(Task): Find every line in the records below that holds the word "ventrales" and copy it.

----- Records shown

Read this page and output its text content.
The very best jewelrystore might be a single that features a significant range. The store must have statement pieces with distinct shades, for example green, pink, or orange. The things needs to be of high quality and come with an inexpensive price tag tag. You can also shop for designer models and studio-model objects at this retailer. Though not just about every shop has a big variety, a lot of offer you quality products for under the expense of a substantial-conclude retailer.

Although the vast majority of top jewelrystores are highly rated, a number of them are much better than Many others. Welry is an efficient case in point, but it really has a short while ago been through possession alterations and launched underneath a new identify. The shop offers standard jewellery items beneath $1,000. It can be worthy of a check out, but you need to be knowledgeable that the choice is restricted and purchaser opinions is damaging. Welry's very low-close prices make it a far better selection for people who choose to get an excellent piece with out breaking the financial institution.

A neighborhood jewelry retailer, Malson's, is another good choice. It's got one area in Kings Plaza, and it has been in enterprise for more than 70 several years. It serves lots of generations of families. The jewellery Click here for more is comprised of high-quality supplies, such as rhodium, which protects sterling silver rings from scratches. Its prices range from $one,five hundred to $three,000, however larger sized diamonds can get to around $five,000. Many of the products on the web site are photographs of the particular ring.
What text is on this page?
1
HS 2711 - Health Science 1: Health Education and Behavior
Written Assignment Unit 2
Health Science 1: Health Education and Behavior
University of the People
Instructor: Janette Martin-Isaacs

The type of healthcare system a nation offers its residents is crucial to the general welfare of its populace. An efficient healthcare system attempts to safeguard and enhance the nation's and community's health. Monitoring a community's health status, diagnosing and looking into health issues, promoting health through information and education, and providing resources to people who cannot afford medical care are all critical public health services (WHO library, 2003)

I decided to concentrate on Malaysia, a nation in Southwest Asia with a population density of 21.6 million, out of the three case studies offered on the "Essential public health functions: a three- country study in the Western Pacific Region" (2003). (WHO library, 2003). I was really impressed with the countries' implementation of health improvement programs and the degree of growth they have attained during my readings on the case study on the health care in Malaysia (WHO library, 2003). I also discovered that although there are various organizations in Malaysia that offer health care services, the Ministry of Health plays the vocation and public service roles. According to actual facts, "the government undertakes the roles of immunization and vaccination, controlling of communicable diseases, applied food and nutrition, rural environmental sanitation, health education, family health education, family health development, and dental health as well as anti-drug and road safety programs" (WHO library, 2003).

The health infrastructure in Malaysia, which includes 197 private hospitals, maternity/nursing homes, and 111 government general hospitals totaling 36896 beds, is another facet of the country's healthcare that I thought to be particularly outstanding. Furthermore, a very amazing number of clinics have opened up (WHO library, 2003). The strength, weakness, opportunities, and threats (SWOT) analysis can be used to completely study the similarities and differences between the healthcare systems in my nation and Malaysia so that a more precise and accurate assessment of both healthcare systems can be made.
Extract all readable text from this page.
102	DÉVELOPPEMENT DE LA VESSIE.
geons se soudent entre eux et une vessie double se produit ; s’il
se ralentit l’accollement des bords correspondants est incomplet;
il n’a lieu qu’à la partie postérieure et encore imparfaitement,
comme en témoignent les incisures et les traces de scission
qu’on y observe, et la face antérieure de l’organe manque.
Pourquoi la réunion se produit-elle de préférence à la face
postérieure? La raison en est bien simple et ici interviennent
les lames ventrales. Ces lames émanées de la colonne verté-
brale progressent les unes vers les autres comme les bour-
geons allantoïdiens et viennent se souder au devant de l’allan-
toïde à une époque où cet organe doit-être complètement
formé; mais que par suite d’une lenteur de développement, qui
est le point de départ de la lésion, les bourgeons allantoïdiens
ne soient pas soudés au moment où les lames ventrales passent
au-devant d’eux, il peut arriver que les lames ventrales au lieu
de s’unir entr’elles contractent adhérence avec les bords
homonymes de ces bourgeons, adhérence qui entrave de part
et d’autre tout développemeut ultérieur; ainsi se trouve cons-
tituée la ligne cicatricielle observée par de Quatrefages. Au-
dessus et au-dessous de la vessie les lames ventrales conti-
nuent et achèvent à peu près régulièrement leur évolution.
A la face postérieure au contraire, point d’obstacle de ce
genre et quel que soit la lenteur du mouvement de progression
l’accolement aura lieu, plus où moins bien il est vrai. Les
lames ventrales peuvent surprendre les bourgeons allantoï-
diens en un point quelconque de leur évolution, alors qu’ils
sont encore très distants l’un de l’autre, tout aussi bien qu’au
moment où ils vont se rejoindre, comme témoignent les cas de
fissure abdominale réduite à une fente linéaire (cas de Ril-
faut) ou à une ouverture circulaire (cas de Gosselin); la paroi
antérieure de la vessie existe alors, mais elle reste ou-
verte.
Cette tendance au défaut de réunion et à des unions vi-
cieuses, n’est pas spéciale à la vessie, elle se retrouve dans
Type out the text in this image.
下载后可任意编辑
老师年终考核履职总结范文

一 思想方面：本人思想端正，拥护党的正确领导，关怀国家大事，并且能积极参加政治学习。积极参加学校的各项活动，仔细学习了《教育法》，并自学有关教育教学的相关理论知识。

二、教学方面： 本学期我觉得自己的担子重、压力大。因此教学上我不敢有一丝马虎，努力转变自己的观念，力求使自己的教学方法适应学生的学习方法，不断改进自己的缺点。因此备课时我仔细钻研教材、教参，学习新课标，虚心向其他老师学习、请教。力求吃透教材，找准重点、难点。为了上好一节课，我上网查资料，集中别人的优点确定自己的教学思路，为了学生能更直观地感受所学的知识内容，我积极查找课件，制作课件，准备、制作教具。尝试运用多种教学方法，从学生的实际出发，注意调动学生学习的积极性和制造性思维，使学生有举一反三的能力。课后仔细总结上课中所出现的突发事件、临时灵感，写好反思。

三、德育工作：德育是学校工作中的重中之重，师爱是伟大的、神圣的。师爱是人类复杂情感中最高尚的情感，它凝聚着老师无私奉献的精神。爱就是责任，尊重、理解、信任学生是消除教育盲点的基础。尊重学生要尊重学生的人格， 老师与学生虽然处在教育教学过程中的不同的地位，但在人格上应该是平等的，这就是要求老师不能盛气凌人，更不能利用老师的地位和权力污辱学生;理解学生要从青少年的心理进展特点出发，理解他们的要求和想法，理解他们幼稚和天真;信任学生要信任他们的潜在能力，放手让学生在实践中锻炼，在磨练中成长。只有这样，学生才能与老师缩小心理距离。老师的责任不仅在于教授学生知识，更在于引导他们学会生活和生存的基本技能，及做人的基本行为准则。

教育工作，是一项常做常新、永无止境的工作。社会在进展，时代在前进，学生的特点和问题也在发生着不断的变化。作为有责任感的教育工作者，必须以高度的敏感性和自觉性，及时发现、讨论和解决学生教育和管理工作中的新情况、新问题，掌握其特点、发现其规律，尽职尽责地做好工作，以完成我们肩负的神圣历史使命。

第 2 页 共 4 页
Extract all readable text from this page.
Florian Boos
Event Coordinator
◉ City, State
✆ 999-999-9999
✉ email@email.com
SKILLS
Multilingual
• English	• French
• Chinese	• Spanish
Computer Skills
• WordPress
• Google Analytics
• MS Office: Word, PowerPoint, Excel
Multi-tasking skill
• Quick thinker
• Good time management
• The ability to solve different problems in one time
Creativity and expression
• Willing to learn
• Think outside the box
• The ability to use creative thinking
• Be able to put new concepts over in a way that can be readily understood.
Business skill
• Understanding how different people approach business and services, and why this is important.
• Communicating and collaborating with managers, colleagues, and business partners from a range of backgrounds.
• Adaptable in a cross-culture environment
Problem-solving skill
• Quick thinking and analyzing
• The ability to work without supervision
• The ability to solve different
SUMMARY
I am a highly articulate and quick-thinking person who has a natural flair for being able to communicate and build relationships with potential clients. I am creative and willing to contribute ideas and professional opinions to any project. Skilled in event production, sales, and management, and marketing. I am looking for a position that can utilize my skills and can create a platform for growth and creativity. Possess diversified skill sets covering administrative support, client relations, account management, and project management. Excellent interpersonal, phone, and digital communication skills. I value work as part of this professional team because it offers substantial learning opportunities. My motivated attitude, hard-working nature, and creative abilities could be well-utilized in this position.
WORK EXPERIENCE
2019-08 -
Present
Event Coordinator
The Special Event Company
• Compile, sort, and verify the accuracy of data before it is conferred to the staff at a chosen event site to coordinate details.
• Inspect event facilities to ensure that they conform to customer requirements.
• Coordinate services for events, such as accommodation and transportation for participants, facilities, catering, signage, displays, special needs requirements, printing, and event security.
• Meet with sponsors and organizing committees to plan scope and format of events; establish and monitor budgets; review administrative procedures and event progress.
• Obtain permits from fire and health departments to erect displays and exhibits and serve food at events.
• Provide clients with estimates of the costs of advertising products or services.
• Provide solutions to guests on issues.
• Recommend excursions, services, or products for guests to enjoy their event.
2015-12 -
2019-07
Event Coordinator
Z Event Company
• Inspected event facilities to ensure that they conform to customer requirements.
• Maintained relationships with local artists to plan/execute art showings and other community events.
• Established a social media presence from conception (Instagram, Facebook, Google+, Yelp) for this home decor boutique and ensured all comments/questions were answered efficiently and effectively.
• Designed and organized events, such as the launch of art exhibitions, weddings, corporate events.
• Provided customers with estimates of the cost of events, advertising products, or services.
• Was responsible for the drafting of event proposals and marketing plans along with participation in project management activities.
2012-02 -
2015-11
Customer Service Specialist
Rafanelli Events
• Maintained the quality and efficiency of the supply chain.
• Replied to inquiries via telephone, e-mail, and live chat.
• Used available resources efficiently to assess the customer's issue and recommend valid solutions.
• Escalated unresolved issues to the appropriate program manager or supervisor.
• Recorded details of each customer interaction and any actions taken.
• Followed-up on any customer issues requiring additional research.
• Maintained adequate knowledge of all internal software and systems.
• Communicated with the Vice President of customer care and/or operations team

----------

(Task result):
les lames ventrales. Ces lames émanées de la colonne verté-
ne soient pas soudés au moment où les lames ventrales passent
au-devant d’eux, il peut arriver que les lames ventrales au lieu
dessus et au-dessous de la vessie les lames ventrales conti-
lames ventrales peuvent surprendre les bourgeons allantoï-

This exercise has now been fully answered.